▸ **EXERCISE INPUTS**:
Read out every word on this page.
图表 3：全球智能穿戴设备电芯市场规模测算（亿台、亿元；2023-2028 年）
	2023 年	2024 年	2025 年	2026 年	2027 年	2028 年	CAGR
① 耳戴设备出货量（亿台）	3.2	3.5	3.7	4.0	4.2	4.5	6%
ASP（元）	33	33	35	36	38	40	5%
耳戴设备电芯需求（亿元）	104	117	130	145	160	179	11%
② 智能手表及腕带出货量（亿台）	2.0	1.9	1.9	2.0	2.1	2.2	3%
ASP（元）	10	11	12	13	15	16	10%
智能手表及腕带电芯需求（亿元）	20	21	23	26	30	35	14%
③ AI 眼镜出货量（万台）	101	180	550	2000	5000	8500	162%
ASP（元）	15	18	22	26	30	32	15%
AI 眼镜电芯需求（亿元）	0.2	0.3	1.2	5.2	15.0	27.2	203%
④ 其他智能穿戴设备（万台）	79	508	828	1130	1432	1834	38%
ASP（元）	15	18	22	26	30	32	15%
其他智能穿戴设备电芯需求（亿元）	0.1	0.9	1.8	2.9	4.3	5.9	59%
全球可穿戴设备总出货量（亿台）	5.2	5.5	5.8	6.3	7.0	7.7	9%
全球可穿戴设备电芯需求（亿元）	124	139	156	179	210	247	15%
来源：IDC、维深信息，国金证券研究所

...

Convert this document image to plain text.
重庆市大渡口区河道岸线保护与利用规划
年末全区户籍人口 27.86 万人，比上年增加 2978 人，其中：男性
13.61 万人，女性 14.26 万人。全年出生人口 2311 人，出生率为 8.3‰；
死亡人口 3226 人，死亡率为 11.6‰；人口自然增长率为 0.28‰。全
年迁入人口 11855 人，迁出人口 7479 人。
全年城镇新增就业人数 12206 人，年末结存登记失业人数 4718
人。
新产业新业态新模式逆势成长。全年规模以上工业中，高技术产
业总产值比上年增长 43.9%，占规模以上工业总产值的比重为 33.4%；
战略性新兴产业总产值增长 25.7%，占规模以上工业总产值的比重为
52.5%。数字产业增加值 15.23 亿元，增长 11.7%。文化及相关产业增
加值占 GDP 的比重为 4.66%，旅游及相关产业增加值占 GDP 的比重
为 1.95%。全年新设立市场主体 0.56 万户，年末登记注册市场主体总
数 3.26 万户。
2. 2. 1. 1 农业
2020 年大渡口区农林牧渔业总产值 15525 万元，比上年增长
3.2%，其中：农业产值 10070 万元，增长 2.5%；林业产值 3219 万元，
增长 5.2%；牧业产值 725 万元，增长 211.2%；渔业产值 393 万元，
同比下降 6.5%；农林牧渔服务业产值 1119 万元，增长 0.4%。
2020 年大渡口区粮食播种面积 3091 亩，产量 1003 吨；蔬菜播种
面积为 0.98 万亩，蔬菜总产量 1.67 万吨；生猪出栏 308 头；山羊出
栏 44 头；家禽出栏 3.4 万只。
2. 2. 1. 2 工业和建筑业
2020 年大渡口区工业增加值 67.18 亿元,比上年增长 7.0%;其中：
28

==

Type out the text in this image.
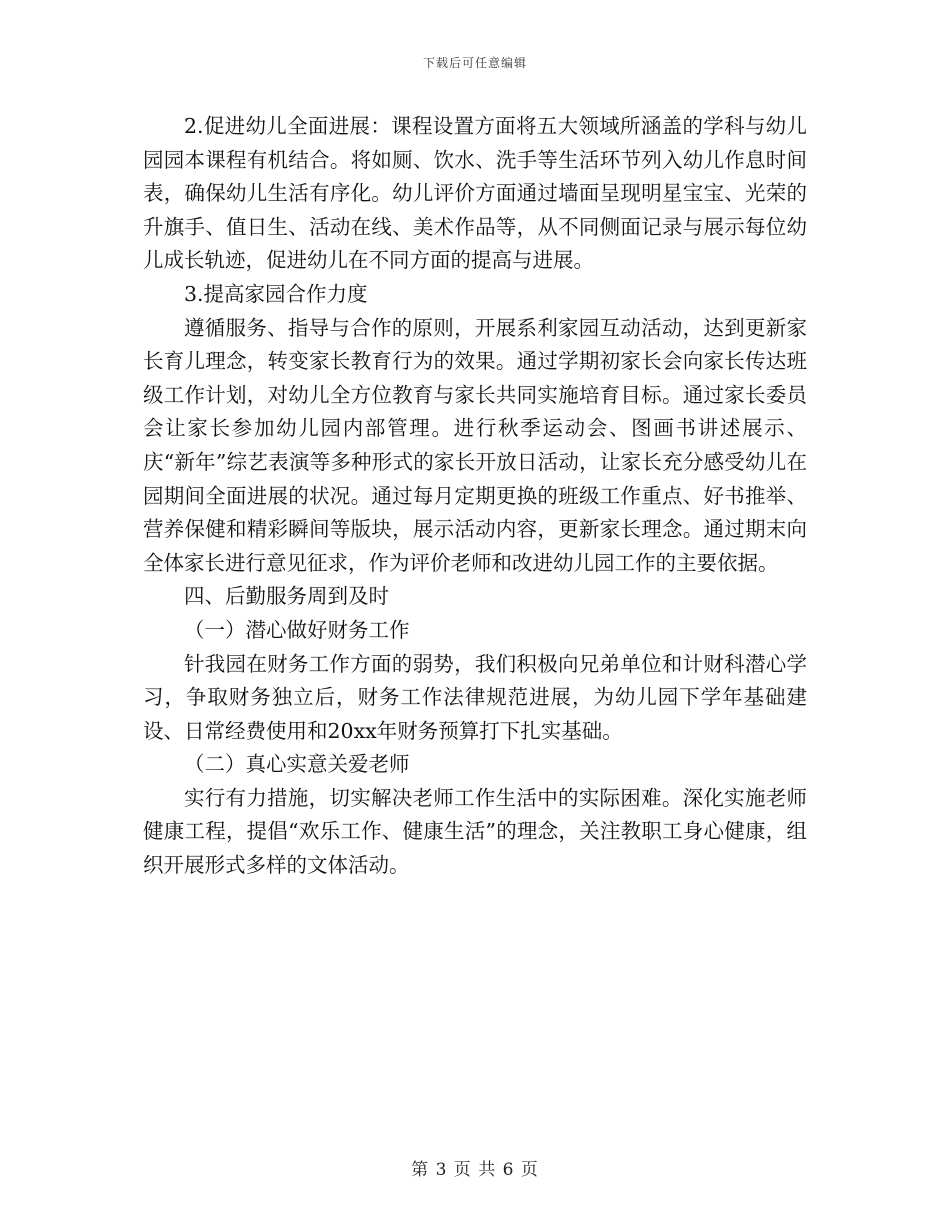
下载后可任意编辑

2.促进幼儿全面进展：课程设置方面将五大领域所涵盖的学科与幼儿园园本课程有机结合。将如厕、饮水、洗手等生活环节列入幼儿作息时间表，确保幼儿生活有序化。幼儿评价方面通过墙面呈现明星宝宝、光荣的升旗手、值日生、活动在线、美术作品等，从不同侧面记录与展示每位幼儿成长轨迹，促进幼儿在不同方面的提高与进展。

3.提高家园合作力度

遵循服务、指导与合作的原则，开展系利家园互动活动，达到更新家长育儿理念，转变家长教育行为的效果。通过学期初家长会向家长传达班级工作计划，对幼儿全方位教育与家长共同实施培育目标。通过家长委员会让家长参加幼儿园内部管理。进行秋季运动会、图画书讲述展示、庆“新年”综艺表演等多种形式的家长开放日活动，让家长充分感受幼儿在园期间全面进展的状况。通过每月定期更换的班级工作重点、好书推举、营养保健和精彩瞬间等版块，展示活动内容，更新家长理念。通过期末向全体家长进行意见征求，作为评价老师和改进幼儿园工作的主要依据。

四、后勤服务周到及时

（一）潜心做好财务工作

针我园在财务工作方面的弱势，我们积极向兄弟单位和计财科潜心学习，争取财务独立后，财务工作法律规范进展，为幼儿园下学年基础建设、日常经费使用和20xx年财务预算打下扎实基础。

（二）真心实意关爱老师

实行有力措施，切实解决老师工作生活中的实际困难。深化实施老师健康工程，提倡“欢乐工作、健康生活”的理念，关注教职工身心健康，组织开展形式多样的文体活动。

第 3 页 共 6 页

▸ **GIVEN TASK**:
From the listing above, pick out every line containing "image".

▸ **THE SOLUTION**:
Convert this document image to plain text.
Type out the text in this image.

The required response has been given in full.